DIRECTION: Render every line of the rows below as a Markdown table with the columns Line and Content, numbering each line and skipping blank lines. Omit the pictures.

GIVEN ENTRIES:
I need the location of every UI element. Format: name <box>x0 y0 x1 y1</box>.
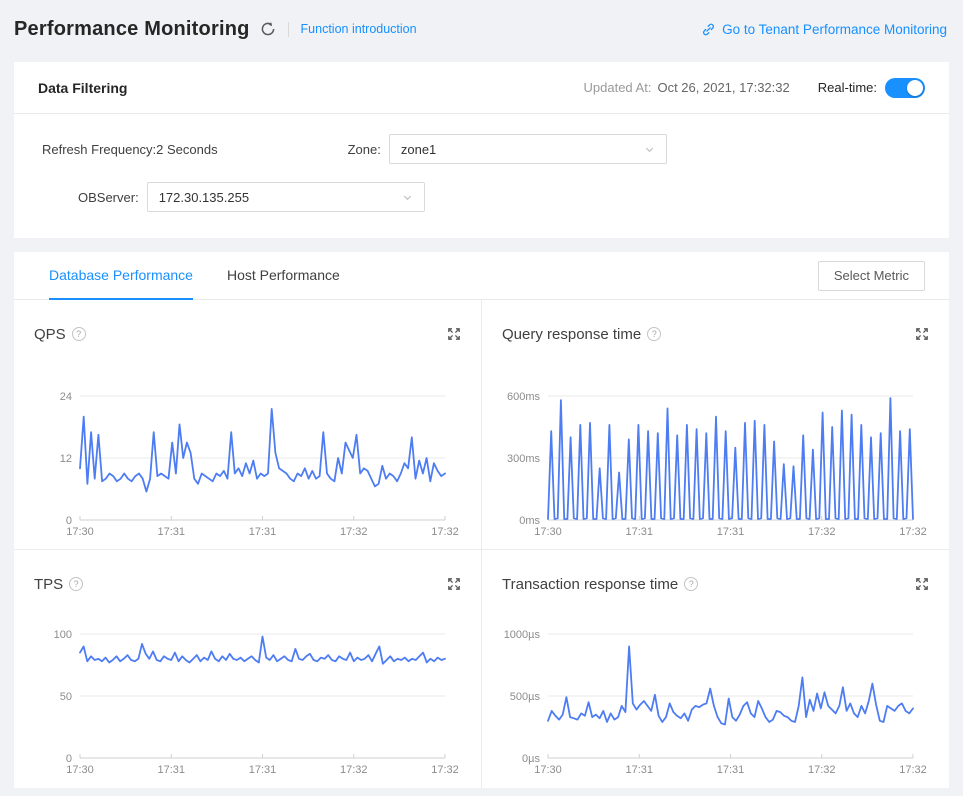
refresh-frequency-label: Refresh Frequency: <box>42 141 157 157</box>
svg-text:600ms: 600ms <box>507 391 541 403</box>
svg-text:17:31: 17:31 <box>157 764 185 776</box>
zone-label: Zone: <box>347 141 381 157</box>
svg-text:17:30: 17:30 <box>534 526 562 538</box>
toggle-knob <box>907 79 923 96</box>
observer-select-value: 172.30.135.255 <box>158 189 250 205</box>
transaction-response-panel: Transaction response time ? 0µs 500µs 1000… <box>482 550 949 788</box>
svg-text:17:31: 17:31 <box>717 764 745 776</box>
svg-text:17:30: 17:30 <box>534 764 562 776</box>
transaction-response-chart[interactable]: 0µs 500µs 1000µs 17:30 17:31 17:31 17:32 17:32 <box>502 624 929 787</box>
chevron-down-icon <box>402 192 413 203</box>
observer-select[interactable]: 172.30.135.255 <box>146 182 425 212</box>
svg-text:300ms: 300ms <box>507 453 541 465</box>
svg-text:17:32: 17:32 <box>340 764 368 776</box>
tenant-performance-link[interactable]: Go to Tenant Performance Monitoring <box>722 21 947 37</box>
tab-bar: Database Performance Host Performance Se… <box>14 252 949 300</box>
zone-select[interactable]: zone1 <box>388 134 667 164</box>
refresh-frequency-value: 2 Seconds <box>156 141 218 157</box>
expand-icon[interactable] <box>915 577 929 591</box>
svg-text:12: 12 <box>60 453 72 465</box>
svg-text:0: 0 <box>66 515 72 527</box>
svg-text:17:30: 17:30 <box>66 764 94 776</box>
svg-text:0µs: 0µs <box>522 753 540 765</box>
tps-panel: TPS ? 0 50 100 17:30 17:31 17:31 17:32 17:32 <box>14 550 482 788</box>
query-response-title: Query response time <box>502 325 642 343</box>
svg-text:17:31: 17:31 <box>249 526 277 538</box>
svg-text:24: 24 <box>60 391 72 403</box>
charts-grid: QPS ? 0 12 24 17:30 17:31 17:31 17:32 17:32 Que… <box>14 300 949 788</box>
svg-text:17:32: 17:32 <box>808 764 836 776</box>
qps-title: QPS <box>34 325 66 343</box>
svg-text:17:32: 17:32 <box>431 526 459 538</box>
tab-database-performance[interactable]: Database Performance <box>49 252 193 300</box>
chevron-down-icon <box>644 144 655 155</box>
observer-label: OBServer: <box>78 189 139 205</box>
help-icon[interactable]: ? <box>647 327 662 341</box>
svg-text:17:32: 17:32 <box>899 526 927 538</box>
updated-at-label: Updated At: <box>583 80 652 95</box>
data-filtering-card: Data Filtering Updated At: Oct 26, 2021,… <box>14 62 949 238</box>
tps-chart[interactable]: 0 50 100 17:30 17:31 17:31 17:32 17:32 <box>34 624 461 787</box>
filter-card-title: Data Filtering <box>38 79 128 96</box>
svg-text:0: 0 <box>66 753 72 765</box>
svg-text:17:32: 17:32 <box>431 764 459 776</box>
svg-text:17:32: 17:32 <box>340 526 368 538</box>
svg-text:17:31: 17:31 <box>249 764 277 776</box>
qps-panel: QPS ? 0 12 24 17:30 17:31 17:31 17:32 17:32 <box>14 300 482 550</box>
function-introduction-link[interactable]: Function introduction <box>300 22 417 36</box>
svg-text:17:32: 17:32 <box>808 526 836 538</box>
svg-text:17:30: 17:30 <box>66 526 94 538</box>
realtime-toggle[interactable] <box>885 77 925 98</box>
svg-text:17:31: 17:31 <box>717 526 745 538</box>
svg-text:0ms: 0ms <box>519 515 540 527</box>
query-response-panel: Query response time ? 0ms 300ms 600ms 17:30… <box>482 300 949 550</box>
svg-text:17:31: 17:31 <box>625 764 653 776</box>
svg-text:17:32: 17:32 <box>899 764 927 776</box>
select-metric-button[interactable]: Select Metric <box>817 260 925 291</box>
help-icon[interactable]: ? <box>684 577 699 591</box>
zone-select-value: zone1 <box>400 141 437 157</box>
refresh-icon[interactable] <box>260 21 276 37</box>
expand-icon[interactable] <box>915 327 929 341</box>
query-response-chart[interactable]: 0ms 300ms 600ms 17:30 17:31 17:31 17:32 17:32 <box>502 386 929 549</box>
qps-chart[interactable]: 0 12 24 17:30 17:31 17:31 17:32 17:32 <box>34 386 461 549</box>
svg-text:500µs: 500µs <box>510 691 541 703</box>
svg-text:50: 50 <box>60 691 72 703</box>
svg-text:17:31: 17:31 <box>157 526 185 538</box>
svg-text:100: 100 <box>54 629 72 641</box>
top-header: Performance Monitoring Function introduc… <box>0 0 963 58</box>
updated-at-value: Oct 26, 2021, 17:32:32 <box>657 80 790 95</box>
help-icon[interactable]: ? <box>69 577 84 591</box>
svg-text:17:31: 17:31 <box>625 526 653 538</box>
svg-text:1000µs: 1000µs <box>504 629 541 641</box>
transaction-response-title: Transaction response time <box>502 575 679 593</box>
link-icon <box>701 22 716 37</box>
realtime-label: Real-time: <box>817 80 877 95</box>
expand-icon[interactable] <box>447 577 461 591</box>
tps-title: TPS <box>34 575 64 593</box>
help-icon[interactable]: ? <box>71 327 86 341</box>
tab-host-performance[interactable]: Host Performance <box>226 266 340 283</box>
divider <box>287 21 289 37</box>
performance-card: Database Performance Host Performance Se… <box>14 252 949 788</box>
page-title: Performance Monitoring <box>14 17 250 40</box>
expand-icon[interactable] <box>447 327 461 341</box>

FULL OUTPUT:
| Line | Content |
|---|---|
| 1 | I need the location of every UI element. Format: name <box>x0 y0 x1 y1</box>. |
| 2 | refresh-frequency-label: Refresh Frequency: <box>42 141 157 157</box> |
| 3 | svg-text:600ms: 600ms <box>507 391 541 403</box> |
| 4 | svg-text:17:31: 17:31 <box>157 764 185 776</box> |
| 5 | zone-label: Zone: <box>347 141 381 157</box> |
| 6 | svg-text:17:30: 17:30 <box>534 526 562 538</box> |
| 7 | toggle-knob <box>907 79 923 96</box> |
| 8 | observer-select-value: 172.30.135.255 <box>158 189 250 205</box> |
| 9 | transaction-response-panel: Transaction response time ? 0µs 500µs 1000… <box>482 550 949 788</box> |
| 10 | svg-text:17:31: 17:31 <box>717 764 745 776</box> |
| 11 | svg-text:17:30: 17:30 <box>534 764 562 776</box> |
| 12 | transaction-response-chart[interactable]: 0µs 500µs 1000µs 17:30 17:31 17:31 17:32 17:32 <box>502 624 929 787</box> |
| 13 | chevron-down-icon <box>402 192 413 203</box> |
| 14 | observer-select[interactable]: 172.30.135.255 <box>146 182 425 212</box> |
| 15 | svg-text:300ms: 300ms <box>507 453 541 465</box> |
| 16 | svg-text:17:32: 17:32 <box>340 764 368 776</box> |
| 17 | tenant-performance-link[interactable]: Go to Tenant Performance Monitoring <box>722 21 947 37</box> |
| 18 | tab-bar: Database Performance Host Performance Se… <box>14 252 949 300</box> |
| 19 | zone-select[interactable]: zone1 <box>388 134 667 164</box> |
| 20 | refresh-frequency-value: 2 Seconds <box>156 141 218 157</box> |
| 21 | expand-icon[interactable] <box>915 577 929 591</box> |
| 22 | svg-text:12: 12 <box>60 453 72 465</box> |
| 23 | svg-text:0: 0 <box>66 515 72 527</box> |
| 24 | svg-text:17:30: 17:30 <box>66 764 94 776</box> |
| 25 | svg-text:0µs: 0µs <box>522 753 540 765</box> |
| 26 | tps-panel: TPS ? 0 50 100 17:30 17:31 17:31 17:32 17:32 <box>14 550 482 788</box> |
| 27 | query-response-title: Query response time <box>502 325 642 343</box> |
| 28 | svg-text:17:31: 17:31 <box>249 526 277 538</box> |
| 29 | svg-text:24: 24 <box>60 391 72 403</box> |
| 30 | charts-grid: QPS ? 0 12 24 17:30 17:31 17:31 17:32 17:32 Que… <box>14 300 949 788</box> |
| 31 | svg-text:17:32: 17:32 <box>808 764 836 776</box> |
| 32 | qps-title: QPS <box>34 325 66 343</box> |
| 33 | svg-text:17:32: 17:32 <box>431 526 459 538</box> |
| 34 | tab-database-performance[interactable]: Database Performance <box>49 252 193 300</box> |
| 35 | chevron-down-icon <box>644 144 655 155</box> |
| 36 | observer-label: OBServer: <box>78 189 139 205</box> |
| 37 | help-icon[interactable]: ? <box>647 327 662 341</box> |
| 38 | svg-text:17:32: 17:32 <box>899 526 927 538</box> |
| 39 | updated-at-label: Updated At: <box>583 80 652 95</box> |
| 40 | data-filtering-card: Data Filtering Updated At: Oct 26, 2021,… <box>14 62 949 238</box> |
| 41 | tps-chart[interactable]: 0 50 100 17:30 17:31 17:31 17:32 17:32 <box>34 624 461 787</box> |
| 42 | filter-card-title: Data Filtering <box>38 79 128 96</box> |
| 43 | svg-text:0: 0 <box>66 753 72 765</box> |
| 44 | svg-text:17:32: 17:32 <box>431 764 459 776</box> |
| 45 | svg-text:17:32: 17:32 <box>340 526 368 538</box> |
| 46 | svg-text:17:31: 17:31 <box>249 764 277 776</box> |
| 47 | qps-panel: QPS ? 0 12 24 17:30 17:31 17:31 17:32 17:32 <box>14 300 482 550</box> |
| 48 | function-introduction-link[interactable]: Function introduction <box>300 22 417 36</box> |
| 49 | svg-text:17:32: 17:32 <box>808 526 836 538</box> |
| 50 | svg-text:17:30: 17:30 <box>66 526 94 538</box> |
| 51 | realtime-toggle[interactable] <box>885 77 925 98</box> |
| 52 | svg-text:17:31: 17:31 <box>717 526 745 538</box> |
| 53 | svg-text:0ms: 0ms <box>519 515 540 527</box> |
| 54 | query-response-panel: Query response time ? 0ms 300ms 600ms 17:30… <box>482 300 949 550</box> |
| 55 | svg-text:17:31: 17:31 <box>625 764 653 776</box> |
| 56 | svg-text:17:32: 17:32 <box>899 764 927 776</box> |
| 57 | select-metric-button[interactable]: Select Metric <box>817 260 925 291</box> |
| 58 | help-icon[interactable]: ? <box>684 577 699 591</box> |
| 59 | zone-select-value: zone1 <box>400 141 437 157</box> |
| 60 | refresh-icon[interactable] <box>260 21 276 37</box> |
| 61 | expand-icon[interactable] <box>915 327 929 341</box> |
| 62 | query-response-chart[interactable]: 0ms 300ms 600ms 17:30 17:31 17:31 17:32 17:32 <box>502 386 929 549</box> |
| 63 | qps-chart[interactable]: 0 12 24 17:30 17:31 17:31 17:32 17:32 <box>34 386 461 549</box> |
| 64 | svg-text:500µs: 500µs <box>510 691 541 703</box> |
| 65 | svg-text:50: 50 <box>60 691 72 703</box> |
| 66 | svg-text:17:31: 17:31 <box>157 526 185 538</box> |
| 67 | svg-text:100: 100 <box>54 629 72 641</box> |
| 68 | top-header: Performance Monitoring Function introduc… <box>0 0 963 58</box> |
| 69 | updated-at-value: Oct 26, 2021, 17:32:32 <box>657 80 790 95</box> |
| 70 | help-icon[interactable]: ? <box>69 577 84 591</box> |
| 71 | svg-text:17:31: 17:31 <box>625 526 653 538</box> |
| 72 | svg-text:1000µs: 1000µs <box>504 629 541 641</box> |
| 73 | transaction-response-title: Transaction response time <box>502 575 679 593</box> |
| 74 | link-icon <box>701 22 716 37</box> |
| 75 | realtime-label: Real-time: <box>817 80 877 95</box> |
| 76 | expand-icon[interactable] <box>447 577 461 591</box> |
| 77 | tps-title: TPS <box>34 575 64 593</box> |
| 78 | help-icon[interactable]: ? <box>71 327 86 341</box> |
| 79 | tab-host-performance[interactable]: Host Performance <box>226 266 340 283</box> |
| 80 | divider <box>287 21 289 37</box> |
| 81 | performance-card: Database Performance Host Performance Se… <box>14 252 949 788</box> |
| 82 | page-title: Performance Monitoring <box>14 17 250 40</box> |
| 83 | expand-icon[interactable] <box>447 327 461 341</box> |